===== EXERCISE MATERIALS =====

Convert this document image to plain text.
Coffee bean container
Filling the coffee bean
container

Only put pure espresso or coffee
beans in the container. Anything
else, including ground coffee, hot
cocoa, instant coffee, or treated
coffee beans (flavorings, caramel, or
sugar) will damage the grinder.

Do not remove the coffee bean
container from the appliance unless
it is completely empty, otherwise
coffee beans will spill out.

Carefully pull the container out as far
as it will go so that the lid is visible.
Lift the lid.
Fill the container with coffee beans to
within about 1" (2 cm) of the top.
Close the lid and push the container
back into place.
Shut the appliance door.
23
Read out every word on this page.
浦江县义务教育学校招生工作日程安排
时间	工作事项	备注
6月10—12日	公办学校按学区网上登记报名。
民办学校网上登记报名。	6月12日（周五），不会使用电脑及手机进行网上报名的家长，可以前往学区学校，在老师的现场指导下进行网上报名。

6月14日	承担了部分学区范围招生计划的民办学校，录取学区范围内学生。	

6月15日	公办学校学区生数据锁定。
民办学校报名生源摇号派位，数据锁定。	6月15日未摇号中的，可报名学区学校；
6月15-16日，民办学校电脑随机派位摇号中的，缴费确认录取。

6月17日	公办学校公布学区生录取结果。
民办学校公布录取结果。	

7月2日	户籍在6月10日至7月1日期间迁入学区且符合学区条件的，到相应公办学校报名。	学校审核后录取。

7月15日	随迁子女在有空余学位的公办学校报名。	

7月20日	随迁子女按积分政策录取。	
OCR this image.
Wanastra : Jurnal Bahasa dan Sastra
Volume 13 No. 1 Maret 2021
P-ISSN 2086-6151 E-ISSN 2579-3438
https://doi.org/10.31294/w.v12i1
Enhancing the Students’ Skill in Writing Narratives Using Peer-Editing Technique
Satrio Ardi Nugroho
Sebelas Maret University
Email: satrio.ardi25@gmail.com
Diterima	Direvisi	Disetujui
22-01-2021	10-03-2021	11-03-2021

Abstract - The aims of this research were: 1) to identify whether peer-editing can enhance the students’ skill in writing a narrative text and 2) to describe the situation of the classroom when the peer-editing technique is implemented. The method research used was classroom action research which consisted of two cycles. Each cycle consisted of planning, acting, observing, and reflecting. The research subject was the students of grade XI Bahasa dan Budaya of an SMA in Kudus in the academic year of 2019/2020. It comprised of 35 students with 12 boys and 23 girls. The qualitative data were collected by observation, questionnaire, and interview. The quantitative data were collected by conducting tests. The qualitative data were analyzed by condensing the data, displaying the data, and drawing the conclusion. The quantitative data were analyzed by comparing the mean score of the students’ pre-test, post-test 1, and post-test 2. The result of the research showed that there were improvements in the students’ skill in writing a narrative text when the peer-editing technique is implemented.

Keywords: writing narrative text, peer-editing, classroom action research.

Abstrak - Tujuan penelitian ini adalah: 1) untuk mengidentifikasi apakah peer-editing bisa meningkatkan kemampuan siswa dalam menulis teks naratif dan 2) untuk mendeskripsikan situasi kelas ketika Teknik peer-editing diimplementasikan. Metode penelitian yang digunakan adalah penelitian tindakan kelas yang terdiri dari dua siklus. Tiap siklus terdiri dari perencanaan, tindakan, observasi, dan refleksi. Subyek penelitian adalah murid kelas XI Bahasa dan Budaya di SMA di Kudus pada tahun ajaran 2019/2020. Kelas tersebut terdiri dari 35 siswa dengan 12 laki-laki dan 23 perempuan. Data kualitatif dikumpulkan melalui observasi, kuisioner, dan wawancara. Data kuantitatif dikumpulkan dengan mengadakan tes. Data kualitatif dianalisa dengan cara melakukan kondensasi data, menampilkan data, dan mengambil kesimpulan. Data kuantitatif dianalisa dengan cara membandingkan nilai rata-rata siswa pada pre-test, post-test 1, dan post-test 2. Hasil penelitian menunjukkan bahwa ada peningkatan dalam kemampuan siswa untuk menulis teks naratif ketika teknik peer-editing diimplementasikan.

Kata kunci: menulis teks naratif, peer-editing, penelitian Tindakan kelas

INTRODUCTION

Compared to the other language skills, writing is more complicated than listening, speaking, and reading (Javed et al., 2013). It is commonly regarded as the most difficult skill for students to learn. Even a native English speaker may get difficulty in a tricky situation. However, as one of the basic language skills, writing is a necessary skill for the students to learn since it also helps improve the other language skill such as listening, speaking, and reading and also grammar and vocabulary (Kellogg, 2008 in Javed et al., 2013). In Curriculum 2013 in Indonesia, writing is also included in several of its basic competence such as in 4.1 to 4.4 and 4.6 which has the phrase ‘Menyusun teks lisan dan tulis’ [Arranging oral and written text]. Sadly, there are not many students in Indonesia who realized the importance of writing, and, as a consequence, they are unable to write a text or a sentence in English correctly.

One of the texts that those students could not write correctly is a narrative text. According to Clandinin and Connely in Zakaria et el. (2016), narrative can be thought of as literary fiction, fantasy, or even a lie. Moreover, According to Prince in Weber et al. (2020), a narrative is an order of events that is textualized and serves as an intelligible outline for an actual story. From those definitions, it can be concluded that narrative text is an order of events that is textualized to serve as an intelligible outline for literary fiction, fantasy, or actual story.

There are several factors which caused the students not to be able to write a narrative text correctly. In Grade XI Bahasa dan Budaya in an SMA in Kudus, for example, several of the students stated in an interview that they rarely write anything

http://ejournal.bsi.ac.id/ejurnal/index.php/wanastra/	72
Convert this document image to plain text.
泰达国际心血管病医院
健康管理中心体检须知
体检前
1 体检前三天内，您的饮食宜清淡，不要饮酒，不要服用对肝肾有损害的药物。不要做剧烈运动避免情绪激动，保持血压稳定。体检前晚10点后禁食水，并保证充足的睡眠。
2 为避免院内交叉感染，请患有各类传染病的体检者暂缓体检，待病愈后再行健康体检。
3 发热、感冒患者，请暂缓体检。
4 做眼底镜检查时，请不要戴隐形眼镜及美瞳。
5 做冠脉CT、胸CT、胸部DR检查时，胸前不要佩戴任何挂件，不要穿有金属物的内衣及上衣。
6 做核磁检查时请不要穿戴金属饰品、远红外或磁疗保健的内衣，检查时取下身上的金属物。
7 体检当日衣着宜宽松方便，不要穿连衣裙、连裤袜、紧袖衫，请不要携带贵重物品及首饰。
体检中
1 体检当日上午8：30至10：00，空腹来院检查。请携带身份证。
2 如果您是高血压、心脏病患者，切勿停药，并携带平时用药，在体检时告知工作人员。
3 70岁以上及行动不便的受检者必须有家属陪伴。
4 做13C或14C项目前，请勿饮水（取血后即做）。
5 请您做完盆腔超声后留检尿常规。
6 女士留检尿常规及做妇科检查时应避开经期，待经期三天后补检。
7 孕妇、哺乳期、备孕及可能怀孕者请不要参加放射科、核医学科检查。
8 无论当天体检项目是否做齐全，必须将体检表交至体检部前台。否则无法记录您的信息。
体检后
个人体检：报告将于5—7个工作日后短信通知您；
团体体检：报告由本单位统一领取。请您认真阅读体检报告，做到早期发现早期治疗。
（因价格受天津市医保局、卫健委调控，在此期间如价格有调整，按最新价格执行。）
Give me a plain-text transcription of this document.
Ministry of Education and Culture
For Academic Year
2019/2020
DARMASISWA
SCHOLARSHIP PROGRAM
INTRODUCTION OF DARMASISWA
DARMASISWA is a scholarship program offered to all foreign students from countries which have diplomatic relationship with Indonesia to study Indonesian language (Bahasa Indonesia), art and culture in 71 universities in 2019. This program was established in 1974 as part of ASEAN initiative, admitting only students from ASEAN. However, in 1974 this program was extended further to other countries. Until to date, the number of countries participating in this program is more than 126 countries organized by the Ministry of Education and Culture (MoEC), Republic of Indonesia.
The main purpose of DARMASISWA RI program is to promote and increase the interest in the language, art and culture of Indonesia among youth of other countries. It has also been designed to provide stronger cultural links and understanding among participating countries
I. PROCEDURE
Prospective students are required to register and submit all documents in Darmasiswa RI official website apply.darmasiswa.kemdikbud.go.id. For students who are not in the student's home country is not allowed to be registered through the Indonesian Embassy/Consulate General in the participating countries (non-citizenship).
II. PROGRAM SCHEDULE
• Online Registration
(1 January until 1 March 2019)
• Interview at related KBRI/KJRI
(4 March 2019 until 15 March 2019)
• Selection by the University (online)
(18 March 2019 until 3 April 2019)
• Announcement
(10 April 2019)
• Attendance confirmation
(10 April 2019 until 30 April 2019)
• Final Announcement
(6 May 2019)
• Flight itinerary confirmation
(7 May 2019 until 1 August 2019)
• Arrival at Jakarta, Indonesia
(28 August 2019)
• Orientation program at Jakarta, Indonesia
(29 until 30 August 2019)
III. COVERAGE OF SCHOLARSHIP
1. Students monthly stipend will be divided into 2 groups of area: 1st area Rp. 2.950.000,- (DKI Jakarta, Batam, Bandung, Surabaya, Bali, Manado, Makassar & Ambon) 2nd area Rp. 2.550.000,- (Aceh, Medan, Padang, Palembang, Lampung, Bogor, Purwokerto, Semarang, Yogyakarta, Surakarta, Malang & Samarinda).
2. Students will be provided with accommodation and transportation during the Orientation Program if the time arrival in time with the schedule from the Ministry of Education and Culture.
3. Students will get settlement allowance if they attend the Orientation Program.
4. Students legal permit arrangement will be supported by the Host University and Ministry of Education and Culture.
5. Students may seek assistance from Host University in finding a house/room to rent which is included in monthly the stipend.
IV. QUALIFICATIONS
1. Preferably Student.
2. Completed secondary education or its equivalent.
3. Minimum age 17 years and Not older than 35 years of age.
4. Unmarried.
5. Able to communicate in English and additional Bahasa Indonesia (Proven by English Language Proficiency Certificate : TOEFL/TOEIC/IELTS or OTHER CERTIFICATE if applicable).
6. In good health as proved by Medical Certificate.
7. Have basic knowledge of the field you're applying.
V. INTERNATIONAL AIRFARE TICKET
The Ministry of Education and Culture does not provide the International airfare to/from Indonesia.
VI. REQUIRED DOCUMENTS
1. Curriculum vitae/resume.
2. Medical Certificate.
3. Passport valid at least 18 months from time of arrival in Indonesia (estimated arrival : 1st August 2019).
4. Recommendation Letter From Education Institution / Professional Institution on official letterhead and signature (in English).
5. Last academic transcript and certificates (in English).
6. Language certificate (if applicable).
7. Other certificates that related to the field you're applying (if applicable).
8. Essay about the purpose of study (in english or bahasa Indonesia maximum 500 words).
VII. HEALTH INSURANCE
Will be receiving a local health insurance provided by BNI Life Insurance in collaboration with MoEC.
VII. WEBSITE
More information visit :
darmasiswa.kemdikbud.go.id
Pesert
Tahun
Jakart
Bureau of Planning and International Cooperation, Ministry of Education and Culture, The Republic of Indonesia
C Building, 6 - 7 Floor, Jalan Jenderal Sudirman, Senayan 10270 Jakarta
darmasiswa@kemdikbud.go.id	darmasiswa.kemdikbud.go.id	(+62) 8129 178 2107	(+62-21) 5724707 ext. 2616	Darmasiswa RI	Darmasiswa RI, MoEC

=====

EXERCISE REQUIREMENTS
Gather each line of the listing containing the word "March" and show it.

FINAL RESULT
(1 January until 1 March 2019)
(4 March 2019 until 15 March 2019)
(18 March 2019 until 3 April 2019)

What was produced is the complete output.